--- begin Supplied entries ---
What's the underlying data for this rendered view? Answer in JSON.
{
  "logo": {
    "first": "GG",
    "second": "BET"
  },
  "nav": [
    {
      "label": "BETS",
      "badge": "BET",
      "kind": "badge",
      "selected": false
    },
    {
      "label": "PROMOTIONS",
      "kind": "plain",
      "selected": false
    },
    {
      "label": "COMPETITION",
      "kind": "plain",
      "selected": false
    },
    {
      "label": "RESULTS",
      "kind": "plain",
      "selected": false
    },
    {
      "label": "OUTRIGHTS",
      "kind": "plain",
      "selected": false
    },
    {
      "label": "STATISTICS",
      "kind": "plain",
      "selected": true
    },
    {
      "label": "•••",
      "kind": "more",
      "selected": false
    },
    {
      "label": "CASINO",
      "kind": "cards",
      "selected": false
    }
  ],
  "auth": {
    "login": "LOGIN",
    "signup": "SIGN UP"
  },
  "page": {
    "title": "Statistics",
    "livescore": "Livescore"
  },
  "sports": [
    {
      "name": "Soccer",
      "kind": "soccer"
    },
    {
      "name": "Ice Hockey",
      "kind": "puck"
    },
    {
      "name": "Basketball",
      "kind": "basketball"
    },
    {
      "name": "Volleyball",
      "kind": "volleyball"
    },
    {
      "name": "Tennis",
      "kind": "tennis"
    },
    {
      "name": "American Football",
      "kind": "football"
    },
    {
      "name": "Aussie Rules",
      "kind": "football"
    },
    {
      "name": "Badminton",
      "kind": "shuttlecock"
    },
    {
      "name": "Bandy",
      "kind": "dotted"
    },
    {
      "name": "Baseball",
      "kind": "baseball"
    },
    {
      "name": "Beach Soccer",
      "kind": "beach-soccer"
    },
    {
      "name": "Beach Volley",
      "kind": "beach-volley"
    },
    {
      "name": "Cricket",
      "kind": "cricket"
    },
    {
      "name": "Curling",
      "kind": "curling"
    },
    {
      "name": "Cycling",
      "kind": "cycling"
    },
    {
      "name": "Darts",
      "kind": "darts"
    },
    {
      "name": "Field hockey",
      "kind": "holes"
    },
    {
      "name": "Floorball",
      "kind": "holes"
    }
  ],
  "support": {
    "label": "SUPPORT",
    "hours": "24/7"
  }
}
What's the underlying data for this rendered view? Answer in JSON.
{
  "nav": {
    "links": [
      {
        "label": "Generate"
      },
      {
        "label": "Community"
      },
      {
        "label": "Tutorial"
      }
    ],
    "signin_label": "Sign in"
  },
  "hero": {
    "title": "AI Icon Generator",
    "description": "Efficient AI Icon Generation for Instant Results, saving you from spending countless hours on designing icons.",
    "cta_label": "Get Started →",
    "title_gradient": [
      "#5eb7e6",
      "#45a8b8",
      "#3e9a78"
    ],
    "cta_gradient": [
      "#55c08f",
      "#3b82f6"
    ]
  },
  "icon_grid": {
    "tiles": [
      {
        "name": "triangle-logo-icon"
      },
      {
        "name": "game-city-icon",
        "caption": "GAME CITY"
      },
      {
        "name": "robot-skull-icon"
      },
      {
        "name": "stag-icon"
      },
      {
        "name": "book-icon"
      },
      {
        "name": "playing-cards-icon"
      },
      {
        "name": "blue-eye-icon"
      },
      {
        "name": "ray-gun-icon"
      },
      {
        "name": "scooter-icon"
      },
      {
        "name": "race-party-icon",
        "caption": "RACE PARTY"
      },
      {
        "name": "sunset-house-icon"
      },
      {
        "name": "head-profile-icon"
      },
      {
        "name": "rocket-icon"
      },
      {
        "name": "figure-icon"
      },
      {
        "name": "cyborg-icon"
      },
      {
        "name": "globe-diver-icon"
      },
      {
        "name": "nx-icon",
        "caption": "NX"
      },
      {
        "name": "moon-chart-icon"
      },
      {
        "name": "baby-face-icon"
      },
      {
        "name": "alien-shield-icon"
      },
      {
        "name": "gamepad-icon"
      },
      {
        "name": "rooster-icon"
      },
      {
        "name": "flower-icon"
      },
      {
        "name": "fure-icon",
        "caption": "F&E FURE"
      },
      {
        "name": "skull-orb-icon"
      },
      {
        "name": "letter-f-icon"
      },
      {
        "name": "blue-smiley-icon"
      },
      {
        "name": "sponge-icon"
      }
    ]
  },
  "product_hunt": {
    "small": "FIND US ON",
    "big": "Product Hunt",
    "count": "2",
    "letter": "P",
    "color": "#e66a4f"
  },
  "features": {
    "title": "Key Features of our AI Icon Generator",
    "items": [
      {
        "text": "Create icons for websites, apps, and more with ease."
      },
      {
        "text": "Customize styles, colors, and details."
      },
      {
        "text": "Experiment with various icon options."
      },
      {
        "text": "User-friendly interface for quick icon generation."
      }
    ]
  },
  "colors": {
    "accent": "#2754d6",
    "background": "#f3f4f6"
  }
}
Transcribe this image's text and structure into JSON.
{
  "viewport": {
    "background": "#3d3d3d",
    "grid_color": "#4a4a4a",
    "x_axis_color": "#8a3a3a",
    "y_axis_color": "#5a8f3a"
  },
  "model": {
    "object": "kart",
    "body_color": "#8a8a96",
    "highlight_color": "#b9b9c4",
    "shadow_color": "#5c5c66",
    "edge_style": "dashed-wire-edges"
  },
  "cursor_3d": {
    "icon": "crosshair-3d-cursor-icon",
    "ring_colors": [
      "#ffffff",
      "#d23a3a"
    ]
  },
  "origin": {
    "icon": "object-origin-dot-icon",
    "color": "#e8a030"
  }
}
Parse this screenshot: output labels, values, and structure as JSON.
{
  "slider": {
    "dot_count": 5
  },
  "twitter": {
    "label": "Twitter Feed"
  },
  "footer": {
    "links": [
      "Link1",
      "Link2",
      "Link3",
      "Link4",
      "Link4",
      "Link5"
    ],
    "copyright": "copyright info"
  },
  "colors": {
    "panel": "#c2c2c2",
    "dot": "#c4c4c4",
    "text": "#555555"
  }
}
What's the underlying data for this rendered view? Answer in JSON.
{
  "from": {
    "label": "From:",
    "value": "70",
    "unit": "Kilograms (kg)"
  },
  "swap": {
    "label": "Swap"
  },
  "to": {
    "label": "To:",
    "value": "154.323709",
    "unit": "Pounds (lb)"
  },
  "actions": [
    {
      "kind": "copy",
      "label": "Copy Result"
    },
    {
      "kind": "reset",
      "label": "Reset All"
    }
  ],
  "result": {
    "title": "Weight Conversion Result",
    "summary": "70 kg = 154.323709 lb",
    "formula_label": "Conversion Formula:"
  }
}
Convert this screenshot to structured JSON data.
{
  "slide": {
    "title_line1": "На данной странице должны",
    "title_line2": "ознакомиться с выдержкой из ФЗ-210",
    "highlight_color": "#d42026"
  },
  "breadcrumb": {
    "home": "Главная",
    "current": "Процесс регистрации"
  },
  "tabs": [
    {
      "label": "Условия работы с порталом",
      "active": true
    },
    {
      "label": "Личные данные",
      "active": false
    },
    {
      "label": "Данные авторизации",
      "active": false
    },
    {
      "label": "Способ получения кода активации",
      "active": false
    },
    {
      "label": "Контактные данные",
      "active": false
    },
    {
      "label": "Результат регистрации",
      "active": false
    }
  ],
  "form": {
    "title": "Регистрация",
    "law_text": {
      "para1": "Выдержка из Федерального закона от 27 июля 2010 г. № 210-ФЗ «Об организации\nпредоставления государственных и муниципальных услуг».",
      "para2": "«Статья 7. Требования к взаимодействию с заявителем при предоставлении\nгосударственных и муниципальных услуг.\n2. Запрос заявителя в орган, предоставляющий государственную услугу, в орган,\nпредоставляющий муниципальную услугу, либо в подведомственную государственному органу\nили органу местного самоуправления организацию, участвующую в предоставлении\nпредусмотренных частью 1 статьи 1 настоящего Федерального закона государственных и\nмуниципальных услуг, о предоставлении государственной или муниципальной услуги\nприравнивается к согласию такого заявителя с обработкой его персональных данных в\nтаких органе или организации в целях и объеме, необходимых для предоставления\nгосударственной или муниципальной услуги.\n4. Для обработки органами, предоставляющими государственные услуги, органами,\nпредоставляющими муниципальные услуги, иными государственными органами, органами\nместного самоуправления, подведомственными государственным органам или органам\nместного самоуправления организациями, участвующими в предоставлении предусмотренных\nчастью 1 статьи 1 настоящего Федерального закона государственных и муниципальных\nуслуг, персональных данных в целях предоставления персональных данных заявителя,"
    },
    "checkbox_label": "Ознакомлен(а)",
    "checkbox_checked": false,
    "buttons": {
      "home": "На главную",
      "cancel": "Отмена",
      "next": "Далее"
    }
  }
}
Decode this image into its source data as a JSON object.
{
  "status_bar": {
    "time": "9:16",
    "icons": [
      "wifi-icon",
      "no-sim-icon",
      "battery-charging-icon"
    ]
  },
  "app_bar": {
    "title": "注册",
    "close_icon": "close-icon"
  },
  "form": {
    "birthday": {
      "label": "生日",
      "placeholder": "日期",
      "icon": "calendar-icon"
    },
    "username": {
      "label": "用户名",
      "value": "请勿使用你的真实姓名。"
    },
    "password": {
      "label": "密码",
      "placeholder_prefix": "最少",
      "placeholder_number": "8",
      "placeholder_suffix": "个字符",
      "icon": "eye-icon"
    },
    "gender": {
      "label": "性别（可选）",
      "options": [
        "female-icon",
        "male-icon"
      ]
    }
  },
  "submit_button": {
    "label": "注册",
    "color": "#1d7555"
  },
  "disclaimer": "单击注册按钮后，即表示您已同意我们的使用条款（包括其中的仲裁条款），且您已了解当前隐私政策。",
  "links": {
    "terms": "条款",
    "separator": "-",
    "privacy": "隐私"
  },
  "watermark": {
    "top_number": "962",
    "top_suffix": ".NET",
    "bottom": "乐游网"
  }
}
--- end Supplied entries ---
- _Short problem_:
Copy and report every line where the word "Generator" is present.

- _The response_:
    "title": "AI Icon Generator",
    "title": "Key Features of our AI Icon Generator",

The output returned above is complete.